_Texto mostrado_.
________________

Vacunarse o no vacunarse, he ahí la cuestión.

Se dice por ahí que es la serie sobre una pandemia mundial que ha sobrevivido a esta pandemia actual, ya saben, la nuestra. Incluso que sus creadores se aprovecharon de eso para darle a su trabajo un punto más realista. Yo no me lo creo. “Estación once”, basada en el libro del mismo nombre de Emily St. John Mandel de 2014, podía haber sido entregada en cualquier momento de los últimos 20 años. No es que antes de ellos no hubiera historias semejantes, pero estas dos décadas pasadas han mantenido una aceleración de numerosas versiones sobre imaginados fines de la civilización humana. Incluso este autor tiene su personal e inédito granito de arena literario con la causa Armagedón. Eso sí, para bien o para mal, “Estación once” es totalmente distinta a las demás.

________________

_Listado de entradas_.
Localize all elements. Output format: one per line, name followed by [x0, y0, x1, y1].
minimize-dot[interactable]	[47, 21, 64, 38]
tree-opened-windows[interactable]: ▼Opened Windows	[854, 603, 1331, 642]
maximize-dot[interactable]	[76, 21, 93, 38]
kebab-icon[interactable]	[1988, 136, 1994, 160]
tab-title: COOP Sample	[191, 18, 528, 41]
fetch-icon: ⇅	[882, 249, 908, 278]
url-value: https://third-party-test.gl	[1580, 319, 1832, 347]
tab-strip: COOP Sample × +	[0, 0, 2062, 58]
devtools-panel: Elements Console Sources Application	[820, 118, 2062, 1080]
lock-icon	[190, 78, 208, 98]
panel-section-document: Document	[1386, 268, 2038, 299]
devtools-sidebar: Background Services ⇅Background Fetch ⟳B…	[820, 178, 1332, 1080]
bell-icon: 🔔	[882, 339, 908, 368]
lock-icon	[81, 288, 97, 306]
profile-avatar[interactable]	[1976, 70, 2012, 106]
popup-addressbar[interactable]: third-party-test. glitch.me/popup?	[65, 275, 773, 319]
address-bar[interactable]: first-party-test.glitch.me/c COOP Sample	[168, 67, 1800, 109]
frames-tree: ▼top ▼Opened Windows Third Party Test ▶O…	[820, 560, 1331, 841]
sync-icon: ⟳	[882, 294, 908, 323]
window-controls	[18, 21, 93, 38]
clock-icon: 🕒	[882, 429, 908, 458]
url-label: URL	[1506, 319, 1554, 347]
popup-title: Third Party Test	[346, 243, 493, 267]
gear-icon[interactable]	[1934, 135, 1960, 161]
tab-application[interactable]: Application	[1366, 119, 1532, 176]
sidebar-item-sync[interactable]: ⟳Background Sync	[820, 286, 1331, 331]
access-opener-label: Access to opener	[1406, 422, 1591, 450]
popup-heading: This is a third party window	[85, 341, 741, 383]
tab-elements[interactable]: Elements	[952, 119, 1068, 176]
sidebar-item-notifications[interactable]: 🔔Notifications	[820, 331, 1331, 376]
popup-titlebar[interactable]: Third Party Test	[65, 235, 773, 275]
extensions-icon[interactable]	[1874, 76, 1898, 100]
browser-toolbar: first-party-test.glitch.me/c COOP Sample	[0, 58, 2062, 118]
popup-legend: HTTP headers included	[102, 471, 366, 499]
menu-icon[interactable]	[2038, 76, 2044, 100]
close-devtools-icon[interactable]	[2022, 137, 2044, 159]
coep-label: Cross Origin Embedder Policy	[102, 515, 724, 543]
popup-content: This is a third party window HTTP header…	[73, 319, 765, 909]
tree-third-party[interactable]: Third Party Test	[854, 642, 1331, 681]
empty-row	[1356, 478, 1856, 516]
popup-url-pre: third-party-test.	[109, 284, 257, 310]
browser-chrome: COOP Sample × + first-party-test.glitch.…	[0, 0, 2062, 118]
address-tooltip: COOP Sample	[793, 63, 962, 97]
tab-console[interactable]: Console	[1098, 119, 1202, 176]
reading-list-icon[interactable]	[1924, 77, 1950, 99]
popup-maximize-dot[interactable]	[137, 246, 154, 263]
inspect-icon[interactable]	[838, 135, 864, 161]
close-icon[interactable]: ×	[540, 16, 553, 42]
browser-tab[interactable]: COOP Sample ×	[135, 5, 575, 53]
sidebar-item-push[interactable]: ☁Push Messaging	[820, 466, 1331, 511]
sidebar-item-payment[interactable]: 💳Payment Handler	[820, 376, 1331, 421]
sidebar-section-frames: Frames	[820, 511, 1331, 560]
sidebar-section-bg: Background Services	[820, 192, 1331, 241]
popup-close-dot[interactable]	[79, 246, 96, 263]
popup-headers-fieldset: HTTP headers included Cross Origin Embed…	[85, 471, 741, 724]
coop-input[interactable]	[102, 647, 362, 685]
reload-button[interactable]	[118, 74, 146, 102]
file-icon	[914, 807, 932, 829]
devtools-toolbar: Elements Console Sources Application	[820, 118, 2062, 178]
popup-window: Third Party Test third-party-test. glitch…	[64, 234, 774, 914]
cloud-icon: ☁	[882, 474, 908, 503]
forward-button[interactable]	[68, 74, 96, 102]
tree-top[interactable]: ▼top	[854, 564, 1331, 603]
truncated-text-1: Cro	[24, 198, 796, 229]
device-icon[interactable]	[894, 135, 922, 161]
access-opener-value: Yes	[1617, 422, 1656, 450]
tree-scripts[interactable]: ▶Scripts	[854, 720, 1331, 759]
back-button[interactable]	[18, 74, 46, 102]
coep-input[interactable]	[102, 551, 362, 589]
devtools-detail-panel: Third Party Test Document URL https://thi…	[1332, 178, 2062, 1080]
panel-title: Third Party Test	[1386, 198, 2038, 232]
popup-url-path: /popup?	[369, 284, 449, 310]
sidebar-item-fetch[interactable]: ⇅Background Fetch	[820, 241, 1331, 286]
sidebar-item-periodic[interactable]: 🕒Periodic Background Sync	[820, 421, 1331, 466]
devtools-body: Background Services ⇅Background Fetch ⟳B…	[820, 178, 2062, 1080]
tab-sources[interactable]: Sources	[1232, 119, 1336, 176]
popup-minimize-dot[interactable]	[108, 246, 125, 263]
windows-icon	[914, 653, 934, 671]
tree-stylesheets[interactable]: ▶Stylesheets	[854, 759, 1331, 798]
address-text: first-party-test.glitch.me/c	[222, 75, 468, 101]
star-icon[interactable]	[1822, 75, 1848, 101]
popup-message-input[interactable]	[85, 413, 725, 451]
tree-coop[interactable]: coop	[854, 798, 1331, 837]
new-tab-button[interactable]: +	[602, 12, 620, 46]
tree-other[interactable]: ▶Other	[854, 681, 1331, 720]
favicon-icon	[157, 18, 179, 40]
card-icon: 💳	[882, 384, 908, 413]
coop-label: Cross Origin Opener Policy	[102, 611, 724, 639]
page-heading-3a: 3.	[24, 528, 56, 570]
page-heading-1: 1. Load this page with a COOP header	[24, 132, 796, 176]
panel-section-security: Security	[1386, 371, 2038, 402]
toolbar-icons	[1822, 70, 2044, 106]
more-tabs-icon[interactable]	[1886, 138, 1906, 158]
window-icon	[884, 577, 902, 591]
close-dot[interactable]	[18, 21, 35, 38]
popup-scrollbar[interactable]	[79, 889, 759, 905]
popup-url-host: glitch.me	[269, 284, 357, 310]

________________

_Conjunto de tareas_.
1. Según el texto sobre «Estación once», ¿en qué año se publicó el libro en que se basa la serie?
2. Transcribe del texto sobre «Estación once» el fragmento que empieza con las palabras que contienen "Vacunarse o no" y termina con "a las demás.".
Las entradas no guardan relación con el texto sobre «Estación once».

_Respuestas por tarea_.
1. En 2014.

2.
Vacunarse o no vacunarse, he ahí la cuestión.

Se dice por ahí que es la serie sobre una pandemia mundial que ha sobrevivido a esta pandemia actual, ya saben, la nuestra. Incluso que sus creadores se aprovecharon de eso para darle a su trabajo un punto más realista. Yo no me lo creo. “Estación once”, basada en el libro del mismo nombre de Emily St. John Mandel de 2014, podía haber sido entregada en cualquier momento de los últimos 20 años. No es que antes de ellos no hubiera historias semejantes, pero estas dos décadas pasadas han mantenido una aceleración de numerosas versiones sobre imaginados fines de la civilización humana. Incluso este autor tiene su personal e inédito granito de arena literario con la causa Armagedón. Eso sí, para bien o para mal, “Estación once” es totalmente distinta a las demás.